Pick out each line in these entries that contains the string "consultabile".

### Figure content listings
++++++

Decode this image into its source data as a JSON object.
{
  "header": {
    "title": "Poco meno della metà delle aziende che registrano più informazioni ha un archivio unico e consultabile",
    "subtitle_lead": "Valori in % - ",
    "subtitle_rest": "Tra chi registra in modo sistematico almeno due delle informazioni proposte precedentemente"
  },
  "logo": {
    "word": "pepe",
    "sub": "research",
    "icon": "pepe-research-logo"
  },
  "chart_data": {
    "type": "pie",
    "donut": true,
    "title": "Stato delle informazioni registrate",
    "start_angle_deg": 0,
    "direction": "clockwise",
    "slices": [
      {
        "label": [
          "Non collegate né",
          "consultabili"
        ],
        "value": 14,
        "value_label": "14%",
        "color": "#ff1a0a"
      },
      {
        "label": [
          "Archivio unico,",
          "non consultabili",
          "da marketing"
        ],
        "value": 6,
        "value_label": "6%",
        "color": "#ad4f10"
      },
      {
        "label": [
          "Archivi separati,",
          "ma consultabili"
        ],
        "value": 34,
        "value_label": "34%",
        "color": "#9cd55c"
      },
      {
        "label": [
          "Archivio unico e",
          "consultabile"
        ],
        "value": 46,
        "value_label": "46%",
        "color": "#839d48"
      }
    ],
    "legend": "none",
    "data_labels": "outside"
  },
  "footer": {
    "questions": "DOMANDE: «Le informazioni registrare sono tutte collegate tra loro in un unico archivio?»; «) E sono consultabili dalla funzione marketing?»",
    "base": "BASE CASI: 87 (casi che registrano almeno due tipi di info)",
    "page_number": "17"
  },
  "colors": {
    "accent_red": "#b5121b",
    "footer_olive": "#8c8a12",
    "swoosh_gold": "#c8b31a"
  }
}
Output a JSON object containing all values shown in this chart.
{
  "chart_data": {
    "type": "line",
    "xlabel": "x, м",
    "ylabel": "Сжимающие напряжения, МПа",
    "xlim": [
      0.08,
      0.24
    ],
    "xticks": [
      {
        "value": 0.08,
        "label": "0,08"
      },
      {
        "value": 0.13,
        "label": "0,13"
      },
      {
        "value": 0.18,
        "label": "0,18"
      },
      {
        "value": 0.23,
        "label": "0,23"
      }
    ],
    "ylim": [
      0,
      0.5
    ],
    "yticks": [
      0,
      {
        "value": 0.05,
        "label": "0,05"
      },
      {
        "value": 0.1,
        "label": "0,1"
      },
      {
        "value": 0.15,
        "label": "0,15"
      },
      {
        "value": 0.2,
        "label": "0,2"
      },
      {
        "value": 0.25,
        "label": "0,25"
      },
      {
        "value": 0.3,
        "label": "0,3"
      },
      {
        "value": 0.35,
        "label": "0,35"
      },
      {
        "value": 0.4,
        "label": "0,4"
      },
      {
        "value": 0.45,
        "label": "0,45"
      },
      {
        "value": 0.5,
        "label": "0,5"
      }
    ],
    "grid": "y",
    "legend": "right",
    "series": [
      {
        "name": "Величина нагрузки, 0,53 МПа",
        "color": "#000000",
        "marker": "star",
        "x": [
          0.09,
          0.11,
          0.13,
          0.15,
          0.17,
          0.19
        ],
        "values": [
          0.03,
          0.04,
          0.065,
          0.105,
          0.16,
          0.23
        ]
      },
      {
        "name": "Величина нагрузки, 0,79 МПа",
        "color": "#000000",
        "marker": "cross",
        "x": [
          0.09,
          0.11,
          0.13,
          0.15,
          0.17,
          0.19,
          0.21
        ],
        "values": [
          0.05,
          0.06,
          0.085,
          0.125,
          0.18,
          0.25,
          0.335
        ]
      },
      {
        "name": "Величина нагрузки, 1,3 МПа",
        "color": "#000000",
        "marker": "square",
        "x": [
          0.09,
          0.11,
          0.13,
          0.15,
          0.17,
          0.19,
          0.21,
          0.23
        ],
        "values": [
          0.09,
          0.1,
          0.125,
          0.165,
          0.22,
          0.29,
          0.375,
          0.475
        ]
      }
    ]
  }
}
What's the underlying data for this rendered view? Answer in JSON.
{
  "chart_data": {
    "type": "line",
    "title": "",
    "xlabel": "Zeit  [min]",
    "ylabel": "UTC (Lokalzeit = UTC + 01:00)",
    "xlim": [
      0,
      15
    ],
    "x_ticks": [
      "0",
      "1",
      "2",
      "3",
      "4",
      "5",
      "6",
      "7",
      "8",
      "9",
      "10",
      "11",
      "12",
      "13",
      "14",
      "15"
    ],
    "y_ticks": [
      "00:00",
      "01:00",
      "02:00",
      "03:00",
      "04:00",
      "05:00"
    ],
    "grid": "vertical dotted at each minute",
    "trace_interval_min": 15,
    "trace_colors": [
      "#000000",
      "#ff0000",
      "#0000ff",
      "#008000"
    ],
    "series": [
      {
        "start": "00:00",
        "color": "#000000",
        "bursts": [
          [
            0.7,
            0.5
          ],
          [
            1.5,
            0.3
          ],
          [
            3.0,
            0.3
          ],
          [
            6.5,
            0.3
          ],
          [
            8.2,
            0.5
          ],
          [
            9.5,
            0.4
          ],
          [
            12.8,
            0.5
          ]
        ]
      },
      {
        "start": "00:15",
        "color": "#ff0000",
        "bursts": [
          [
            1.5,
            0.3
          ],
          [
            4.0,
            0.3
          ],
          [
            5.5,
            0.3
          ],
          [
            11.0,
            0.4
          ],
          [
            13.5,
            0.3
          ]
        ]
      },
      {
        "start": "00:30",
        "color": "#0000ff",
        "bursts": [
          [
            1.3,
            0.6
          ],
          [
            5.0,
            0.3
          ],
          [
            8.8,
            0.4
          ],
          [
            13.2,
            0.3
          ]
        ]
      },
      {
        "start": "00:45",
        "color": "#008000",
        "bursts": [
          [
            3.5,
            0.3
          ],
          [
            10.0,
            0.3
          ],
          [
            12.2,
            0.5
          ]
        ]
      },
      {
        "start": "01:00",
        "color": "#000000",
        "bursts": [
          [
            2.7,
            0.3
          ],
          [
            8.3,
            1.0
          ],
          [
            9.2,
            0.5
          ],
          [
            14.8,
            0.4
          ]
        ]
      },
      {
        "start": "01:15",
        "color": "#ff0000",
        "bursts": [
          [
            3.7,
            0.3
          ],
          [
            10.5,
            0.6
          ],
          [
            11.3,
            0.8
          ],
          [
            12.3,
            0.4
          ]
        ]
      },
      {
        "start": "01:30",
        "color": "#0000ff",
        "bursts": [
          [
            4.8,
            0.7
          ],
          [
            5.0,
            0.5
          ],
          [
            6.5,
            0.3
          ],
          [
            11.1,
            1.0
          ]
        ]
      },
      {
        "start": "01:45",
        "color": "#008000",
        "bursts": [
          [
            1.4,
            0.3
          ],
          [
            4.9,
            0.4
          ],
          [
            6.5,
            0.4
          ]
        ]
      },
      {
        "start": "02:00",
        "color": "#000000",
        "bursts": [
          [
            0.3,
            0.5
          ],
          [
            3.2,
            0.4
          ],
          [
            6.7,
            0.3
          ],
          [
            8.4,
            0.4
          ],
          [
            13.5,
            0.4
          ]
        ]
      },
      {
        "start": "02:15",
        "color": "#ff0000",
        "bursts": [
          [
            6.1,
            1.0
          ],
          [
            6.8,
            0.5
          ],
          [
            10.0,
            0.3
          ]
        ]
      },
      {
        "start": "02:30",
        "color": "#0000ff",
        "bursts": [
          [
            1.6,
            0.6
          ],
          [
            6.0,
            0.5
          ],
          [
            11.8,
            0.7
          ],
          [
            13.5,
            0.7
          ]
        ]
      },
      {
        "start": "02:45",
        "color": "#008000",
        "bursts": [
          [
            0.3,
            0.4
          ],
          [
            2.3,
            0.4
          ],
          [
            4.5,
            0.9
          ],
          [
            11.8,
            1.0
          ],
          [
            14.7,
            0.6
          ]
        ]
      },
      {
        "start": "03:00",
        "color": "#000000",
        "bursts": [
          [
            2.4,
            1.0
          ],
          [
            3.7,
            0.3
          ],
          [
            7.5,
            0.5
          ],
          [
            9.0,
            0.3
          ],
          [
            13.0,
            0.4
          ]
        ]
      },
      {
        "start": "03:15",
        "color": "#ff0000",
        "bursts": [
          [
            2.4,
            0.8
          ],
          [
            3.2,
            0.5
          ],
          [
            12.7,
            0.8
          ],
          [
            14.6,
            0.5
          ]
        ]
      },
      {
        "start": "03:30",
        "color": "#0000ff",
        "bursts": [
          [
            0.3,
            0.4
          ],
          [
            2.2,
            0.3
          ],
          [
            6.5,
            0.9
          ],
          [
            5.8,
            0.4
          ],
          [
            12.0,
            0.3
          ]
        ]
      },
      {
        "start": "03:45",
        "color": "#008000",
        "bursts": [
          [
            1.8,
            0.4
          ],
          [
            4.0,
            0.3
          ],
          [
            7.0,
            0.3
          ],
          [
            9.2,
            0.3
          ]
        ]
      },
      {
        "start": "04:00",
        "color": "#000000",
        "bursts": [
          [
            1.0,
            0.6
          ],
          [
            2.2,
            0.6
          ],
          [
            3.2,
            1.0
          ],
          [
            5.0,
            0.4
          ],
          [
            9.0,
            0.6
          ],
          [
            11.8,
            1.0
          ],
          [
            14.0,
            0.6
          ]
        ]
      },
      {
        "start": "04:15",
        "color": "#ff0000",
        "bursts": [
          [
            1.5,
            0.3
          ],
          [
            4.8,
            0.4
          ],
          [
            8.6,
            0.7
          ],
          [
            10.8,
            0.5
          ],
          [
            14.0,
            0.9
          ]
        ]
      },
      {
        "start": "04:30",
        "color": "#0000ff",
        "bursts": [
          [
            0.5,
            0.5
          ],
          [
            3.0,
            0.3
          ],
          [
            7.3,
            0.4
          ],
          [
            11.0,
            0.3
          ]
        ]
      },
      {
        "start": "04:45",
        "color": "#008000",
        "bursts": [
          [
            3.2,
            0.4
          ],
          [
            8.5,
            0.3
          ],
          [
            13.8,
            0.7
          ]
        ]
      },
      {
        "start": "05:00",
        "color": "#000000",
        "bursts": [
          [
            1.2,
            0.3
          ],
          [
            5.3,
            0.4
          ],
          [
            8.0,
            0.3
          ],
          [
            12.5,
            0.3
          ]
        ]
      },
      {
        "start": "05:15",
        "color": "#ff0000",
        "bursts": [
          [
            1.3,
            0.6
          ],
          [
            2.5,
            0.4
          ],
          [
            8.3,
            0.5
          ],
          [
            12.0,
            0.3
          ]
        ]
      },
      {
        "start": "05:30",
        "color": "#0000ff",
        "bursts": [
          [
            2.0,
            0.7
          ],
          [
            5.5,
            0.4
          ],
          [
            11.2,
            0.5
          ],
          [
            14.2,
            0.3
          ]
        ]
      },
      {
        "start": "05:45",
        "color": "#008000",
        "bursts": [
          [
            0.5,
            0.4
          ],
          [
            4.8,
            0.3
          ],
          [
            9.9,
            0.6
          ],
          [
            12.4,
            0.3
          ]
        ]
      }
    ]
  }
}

++++++

### Solution to this problem
    "title": "Poco meno della metà delle aziende che registrano più informazioni ha un archivio unico e consultabile",
          "consultabile"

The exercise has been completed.